### Material for this task
— START —

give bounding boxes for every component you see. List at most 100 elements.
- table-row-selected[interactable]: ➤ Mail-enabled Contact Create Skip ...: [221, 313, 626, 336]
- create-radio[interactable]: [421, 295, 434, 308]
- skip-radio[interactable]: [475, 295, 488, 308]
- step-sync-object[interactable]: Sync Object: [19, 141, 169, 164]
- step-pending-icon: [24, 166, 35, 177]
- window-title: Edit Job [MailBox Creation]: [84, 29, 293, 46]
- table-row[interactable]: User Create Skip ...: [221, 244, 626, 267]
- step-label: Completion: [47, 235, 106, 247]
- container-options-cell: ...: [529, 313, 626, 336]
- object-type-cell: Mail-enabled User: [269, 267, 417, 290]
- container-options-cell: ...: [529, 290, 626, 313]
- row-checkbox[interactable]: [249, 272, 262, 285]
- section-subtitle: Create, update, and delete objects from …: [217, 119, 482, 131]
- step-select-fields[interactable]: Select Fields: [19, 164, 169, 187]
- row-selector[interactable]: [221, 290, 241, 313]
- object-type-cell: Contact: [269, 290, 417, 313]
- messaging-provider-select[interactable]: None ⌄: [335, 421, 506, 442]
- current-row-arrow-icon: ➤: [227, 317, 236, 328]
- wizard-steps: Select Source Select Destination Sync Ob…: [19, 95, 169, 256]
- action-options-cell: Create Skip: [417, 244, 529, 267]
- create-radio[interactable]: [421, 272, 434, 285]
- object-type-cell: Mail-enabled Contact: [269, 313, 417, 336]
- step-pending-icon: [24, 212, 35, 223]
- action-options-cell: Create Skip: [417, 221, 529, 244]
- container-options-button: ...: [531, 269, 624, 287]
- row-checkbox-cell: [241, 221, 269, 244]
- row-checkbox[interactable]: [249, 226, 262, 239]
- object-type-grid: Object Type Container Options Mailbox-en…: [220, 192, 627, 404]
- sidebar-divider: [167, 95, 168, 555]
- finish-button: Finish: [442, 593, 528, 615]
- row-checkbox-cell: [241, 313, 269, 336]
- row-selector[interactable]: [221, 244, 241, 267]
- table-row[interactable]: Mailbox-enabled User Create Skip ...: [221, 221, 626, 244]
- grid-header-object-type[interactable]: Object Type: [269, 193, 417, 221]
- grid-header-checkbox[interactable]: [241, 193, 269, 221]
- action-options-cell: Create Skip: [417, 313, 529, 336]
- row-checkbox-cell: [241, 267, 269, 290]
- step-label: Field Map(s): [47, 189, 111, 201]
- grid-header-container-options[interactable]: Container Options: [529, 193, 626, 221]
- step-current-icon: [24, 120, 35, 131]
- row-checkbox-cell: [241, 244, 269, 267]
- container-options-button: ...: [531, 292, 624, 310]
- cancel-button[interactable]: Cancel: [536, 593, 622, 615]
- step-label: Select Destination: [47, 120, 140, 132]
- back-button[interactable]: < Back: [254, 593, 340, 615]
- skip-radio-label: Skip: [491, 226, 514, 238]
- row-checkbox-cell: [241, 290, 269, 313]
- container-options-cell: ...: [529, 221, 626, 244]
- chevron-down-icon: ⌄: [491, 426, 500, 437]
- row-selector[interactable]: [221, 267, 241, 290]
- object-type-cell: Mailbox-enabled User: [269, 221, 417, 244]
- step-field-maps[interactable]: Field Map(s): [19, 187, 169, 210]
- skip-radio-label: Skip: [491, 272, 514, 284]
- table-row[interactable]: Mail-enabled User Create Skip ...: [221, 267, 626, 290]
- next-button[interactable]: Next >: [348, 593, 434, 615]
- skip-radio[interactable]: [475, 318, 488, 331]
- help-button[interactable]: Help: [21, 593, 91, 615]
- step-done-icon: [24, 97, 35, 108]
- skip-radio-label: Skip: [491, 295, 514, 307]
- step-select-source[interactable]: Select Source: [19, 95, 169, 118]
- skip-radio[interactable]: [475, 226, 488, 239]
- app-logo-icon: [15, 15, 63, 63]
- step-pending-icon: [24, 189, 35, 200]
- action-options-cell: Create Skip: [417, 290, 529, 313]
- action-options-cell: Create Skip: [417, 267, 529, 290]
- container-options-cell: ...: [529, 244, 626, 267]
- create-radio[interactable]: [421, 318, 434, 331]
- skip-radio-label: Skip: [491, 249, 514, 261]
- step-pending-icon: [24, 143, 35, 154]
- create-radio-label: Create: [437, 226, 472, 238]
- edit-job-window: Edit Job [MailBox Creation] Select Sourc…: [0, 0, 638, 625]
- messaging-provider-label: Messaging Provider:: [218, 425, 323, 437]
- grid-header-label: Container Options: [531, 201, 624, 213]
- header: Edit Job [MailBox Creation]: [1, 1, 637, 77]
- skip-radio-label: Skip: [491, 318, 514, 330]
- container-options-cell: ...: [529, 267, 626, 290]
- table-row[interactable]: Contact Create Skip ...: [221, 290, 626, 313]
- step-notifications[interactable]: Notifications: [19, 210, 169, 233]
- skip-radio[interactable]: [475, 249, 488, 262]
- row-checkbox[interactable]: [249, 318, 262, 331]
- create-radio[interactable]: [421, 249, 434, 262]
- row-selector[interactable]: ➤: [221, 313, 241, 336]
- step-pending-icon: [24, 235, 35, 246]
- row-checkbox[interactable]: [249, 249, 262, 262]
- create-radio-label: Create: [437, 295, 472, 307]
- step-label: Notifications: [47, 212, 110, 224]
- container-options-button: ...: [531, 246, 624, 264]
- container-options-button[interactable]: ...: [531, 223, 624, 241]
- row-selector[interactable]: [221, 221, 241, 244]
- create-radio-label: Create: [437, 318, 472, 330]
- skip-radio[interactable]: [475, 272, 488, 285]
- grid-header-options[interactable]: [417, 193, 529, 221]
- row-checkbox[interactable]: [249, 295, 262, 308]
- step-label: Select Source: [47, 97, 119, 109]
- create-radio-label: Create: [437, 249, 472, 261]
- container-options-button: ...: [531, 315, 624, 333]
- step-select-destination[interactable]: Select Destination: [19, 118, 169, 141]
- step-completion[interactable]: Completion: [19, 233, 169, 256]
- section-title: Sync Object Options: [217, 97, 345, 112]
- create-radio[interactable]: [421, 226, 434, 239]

— END —

Retype the data above verbatim.

give bounding boxes for every component you see. List at most 100 elements.
- table-row-selected[interactable]: ➤ Mail-enabled Contact Create Skip ...: [221, 313, 626, 336]
- create-radio[interactable]: [421, 295, 434, 308]
- skip-radio[interactable]: [475, 295, 488, 308]
- step-sync-object[interactable]: Sync Object: [19, 141, 169, 164]
- step-pending-icon: [24, 166, 35, 177]
- window-title: Edit Job [MailBox Creation]: [84, 29, 293, 46]
- table-row[interactable]: User Create Skip ...: [221, 244, 626, 267]
- step-label: Completion: [47, 235, 106, 247]
- container-options-cell: ...: [529, 313, 626, 336]
- object-type-cell: Mail-enabled User: [269, 267, 417, 290]
- container-options-cell: ...: [529, 290, 626, 313]
- row-checkbox[interactable]: [249, 272, 262, 285]
- section-subtitle: Create, update, and delete objects from …: [217, 119, 482, 131]
- step-select-fields[interactable]: Select Fields: [19, 164, 169, 187]
- row-selector[interactable]: [221, 290, 241, 313]
- object-type-cell: Contact: [269, 290, 417, 313]
- messaging-provider-select[interactable]: None ⌄: [335, 421, 506, 442]
- current-row-arrow-icon: ➤: [227, 317, 236, 328]
- wizard-steps: Select Source Select Destination Sync Ob…: [19, 95, 169, 256]
- action-options-cell: Create Skip: [417, 244, 529, 267]
- create-radio[interactable]: [421, 272, 434, 285]
- object-type-cell: Mail-enabled Contact: [269, 313, 417, 336]
- step-pending-icon: [24, 212, 35, 223]
- action-options-cell: Create Skip: [417, 221, 529, 244]
- container-options-button: ...: [531, 269, 624, 287]
- row-checkbox-cell: [241, 221, 269, 244]
- row-checkbox[interactable]: [249, 226, 262, 239]
- object-type-grid: Object Type Container Options Mailbox-en…: [220, 192, 627, 404]
- sidebar-divider: [167, 95, 168, 555]
- finish-button: Finish: [442, 593, 528, 615]
- row-checkbox-cell: [241, 313, 269, 336]
- row-selector[interactable]: [221, 244, 241, 267]
- table-row[interactable]: Mailbox-enabled User Create Skip ...: [221, 221, 626, 244]
- grid-header-object-type[interactable]: Object Type: [269, 193, 417, 221]
- grid-header-checkbox[interactable]: [241, 193, 269, 221]
- action-options-cell: Create Skip: [417, 313, 529, 336]
- row-checkbox-cell: [241, 267, 269, 290]
- step-label: Field Map(s): [47, 189, 111, 201]
- grid-header-container-options[interactable]: Container Options: [529, 193, 626, 221]
- step-current-icon: [24, 120, 35, 131]
- row-checkbox-cell: [241, 244, 269, 267]
- container-options-button: ...: [531, 292, 624, 310]
- cancel-button[interactable]: Cancel: [536, 593, 622, 615]
- step-label: Select Destination: [47, 120, 140, 132]
- back-button[interactable]: < Back: [254, 593, 340, 615]
- skip-radio-label: Skip: [491, 226, 514, 238]
- row-checkbox-cell: [241, 290, 269, 313]
- container-options-cell: ...: [529, 221, 626, 244]
- chevron-down-icon: ⌄: [491, 426, 500, 437]
- row-selector[interactable]: [221, 267, 241, 290]
- object-type-cell: Mailbox-enabled User: [269, 221, 417, 244]
- step-field-maps[interactable]: Field Map(s): [19, 187, 169, 210]
- skip-radio-label: Skip: [491, 272, 514, 284]
- table-row[interactable]: Mail-enabled User Create Skip ...: [221, 267, 626, 290]
- next-button[interactable]: Next >: [348, 593, 434, 615]
- skip-radio[interactable]: [475, 318, 488, 331]
- help-button[interactable]: Help: [21, 593, 91, 615]
- step-done-icon: [24, 97, 35, 108]
- skip-radio-label: Skip: [491, 295, 514, 307]
- step-select-source[interactable]: Select Source: [19, 95, 169, 118]
- skip-radio[interactable]: [475, 226, 488, 239]
- app-logo-icon: [15, 15, 63, 63]
- step-pending-icon: [24, 189, 35, 200]
- action-options-cell: Create Skip: [417, 290, 529, 313]
- action-options-cell: Create Skip: [417, 267, 529, 290]
- container-options-cell: ...: [529, 244, 626, 267]
- create-radio[interactable]: [421, 318, 434, 331]
- skip-radio-label: Skip: [491, 249, 514, 261]
- step-pending-icon: [24, 143, 35, 154]
- create-radio-label: Create: [437, 226, 472, 238]
- edit-job-window: Edit Job [MailBox Creation] Select Sourc…: [0, 0, 638, 625]
- messaging-provider-label: Messaging Provider:: [218, 425, 323, 437]
- grid-header-label: Container Options: [531, 201, 624, 213]
- header: Edit Job [MailBox Creation]: [1, 1, 637, 77]
- skip-radio-label: Skip: [491, 318, 514, 330]
- container-options-cell: ...: [529, 267, 626, 290]
- table-row[interactable]: Contact Create Skip ...: [221, 290, 626, 313]
- step-notifications[interactable]: Notifications: [19, 210, 169, 233]
- skip-radio[interactable]: [475, 249, 488, 262]
- row-checkbox[interactable]: [249, 318, 262, 331]
- create-radio[interactable]: [421, 249, 434, 262]
- row-selector[interactable]: ➤: [221, 313, 241, 336]
- step-pending-icon: [24, 235, 35, 246]
- row-checkbox[interactable]: [249, 249, 262, 262]
- create-radio-label: Create: [437, 295, 472, 307]
- step-label: Notifications: [47, 212, 110, 224]
- container-options-button: ...: [531, 246, 624, 264]
- container-options-button[interactable]: ...: [531, 223, 624, 241]
- row-selector[interactable]: [221, 221, 241, 244]
- create-radio-label: Create: [437, 318, 472, 330]
- skip-radio[interactable]: [475, 272, 488, 285]
- grid-header-options[interactable]: [417, 193, 529, 221]
- row-checkbox[interactable]: [249, 295, 262, 308]
- step-label: Select Source: [47, 97, 119, 109]
- create-radio-label: Create: [437, 249, 472, 261]
- container-options-button: ...: [531, 315, 624, 333]
- step-select-destination[interactable]: Select Destination: [19, 118, 169, 141]
- step-completion[interactable]: Completion: [19, 233, 169, 256]
- section-title: Sync Object Options: [217, 97, 345, 112]
- create-radio[interactable]: [421, 226, 434, 239]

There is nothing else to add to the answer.